» Problem to solve: List all lines of the data containing the word "death".

» Input rows:
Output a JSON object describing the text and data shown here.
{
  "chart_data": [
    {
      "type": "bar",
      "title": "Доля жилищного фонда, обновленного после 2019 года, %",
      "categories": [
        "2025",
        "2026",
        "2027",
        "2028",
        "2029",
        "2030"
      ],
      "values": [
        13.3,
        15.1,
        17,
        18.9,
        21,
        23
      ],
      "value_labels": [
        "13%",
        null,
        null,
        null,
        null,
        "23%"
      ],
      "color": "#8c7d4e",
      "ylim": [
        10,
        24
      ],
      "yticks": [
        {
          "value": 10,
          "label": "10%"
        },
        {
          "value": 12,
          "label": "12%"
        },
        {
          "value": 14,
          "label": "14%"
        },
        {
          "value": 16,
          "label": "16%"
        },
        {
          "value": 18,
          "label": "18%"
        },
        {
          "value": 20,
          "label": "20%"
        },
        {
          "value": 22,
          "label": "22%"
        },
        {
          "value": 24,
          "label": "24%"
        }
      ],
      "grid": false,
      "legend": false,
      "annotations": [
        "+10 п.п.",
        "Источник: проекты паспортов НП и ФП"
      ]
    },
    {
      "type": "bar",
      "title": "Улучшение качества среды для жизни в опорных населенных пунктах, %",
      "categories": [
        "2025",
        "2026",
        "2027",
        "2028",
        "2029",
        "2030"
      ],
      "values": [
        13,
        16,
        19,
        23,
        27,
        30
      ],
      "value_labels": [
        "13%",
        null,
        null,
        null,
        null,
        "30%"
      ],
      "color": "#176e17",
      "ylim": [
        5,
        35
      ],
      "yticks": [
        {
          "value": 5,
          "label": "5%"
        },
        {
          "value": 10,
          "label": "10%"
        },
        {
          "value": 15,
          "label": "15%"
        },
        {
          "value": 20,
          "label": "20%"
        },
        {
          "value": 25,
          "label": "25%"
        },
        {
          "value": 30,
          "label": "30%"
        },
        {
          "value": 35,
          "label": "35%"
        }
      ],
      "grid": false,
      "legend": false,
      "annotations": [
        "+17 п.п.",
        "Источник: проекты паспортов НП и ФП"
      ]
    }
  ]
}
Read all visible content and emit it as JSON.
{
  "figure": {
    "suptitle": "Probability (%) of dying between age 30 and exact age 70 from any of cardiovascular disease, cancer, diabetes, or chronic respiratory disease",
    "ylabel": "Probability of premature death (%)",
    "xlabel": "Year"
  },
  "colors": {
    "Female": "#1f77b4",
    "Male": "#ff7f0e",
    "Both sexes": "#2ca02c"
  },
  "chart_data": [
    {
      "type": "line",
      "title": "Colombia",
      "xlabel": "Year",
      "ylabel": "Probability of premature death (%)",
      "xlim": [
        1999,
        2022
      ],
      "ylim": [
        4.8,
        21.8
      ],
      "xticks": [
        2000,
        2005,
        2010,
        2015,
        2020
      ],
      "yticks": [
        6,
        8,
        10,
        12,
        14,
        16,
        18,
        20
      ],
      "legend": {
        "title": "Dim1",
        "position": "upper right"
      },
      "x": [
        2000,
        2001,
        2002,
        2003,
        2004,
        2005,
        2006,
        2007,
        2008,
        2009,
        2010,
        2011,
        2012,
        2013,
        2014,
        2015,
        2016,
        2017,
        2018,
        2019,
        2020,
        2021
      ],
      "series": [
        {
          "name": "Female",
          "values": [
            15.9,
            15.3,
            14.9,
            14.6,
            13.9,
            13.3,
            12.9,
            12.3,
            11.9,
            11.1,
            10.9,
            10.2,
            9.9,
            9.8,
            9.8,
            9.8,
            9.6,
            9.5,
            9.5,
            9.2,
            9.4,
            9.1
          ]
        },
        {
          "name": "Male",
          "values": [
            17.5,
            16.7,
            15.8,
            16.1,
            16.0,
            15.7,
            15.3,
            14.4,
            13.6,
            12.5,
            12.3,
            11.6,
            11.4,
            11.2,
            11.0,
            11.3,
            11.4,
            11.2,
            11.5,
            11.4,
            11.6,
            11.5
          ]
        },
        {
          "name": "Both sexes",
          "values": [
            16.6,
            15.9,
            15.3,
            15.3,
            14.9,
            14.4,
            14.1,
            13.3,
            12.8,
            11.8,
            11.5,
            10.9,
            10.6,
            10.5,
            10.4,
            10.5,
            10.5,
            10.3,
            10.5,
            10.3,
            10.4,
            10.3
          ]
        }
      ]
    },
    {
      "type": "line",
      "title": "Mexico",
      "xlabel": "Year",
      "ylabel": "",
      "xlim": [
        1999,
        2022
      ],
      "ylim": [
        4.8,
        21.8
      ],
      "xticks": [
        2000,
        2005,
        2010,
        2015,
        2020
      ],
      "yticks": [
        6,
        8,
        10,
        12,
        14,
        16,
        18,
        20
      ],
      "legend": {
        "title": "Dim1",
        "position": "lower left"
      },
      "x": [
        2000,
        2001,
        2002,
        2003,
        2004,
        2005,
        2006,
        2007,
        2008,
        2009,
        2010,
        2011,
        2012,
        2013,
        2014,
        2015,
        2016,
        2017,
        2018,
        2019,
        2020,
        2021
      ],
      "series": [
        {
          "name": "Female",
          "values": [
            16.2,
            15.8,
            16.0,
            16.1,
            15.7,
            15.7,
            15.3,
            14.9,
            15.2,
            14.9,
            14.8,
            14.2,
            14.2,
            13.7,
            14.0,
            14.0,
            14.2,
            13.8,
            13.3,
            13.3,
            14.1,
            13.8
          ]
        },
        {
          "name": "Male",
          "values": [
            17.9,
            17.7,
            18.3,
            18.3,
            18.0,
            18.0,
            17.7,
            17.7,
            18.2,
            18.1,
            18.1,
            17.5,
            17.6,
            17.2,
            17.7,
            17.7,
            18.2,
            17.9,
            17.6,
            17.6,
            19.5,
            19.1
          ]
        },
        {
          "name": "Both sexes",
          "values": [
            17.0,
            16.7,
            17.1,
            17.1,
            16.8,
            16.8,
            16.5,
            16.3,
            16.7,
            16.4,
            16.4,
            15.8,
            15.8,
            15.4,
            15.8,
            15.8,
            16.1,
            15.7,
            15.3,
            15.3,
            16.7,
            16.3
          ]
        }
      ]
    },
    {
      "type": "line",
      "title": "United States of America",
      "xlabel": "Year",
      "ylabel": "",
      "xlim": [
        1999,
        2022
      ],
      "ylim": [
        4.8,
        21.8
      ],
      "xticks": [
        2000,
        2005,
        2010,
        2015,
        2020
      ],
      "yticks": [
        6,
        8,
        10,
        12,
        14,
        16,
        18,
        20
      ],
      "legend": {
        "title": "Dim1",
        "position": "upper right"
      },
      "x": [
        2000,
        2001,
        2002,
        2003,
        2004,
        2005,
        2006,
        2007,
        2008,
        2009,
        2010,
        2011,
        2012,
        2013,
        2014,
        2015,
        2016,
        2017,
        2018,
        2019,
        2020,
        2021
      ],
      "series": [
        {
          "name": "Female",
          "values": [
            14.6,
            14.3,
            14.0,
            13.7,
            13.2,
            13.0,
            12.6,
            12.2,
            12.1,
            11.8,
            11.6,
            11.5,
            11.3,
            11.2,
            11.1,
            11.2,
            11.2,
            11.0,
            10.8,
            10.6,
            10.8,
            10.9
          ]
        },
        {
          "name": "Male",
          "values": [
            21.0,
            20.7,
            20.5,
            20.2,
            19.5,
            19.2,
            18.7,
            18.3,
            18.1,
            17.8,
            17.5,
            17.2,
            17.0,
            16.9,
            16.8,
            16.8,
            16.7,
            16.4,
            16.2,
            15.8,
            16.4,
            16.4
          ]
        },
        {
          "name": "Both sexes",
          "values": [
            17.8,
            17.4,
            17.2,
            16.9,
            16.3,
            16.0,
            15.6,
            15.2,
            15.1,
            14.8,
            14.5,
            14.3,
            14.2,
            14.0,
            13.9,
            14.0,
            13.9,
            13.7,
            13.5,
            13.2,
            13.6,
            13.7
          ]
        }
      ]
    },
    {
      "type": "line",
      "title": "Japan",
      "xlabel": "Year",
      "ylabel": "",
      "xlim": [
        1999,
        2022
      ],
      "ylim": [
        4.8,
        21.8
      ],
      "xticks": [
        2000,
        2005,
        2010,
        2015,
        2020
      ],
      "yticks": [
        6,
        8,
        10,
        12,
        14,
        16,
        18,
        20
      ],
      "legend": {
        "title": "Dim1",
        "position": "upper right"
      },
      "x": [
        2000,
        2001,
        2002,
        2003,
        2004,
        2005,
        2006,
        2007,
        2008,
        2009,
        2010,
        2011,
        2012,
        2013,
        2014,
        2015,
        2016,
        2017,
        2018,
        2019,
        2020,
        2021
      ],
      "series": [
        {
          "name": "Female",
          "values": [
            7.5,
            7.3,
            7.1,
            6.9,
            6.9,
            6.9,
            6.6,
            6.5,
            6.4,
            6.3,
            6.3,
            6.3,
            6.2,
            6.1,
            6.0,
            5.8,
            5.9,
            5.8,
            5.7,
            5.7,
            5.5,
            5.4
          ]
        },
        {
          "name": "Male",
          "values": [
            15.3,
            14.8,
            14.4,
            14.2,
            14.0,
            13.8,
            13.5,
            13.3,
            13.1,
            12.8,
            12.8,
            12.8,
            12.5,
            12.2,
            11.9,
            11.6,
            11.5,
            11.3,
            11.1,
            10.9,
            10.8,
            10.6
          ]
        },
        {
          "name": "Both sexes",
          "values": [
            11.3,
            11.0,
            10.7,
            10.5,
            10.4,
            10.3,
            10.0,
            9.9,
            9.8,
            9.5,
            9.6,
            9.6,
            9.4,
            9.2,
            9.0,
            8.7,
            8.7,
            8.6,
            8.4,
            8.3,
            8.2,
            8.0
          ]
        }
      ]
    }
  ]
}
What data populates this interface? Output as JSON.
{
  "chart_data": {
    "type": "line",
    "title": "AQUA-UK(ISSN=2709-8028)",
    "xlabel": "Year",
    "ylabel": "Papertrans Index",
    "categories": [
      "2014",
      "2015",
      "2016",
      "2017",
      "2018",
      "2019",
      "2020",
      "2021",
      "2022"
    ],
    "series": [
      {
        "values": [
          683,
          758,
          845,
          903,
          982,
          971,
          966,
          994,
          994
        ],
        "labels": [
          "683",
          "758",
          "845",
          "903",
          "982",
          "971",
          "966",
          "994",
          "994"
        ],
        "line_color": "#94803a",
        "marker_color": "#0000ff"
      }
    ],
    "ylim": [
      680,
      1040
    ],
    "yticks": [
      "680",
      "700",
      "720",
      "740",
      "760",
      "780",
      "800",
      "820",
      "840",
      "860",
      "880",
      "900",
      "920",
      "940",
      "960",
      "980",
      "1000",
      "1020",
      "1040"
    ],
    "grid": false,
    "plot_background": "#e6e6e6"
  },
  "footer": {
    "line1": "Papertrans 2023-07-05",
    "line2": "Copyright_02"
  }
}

» Result:
    "ylabel": "Probability of premature death (%)",
      "ylabel": "Probability of premature death (%)",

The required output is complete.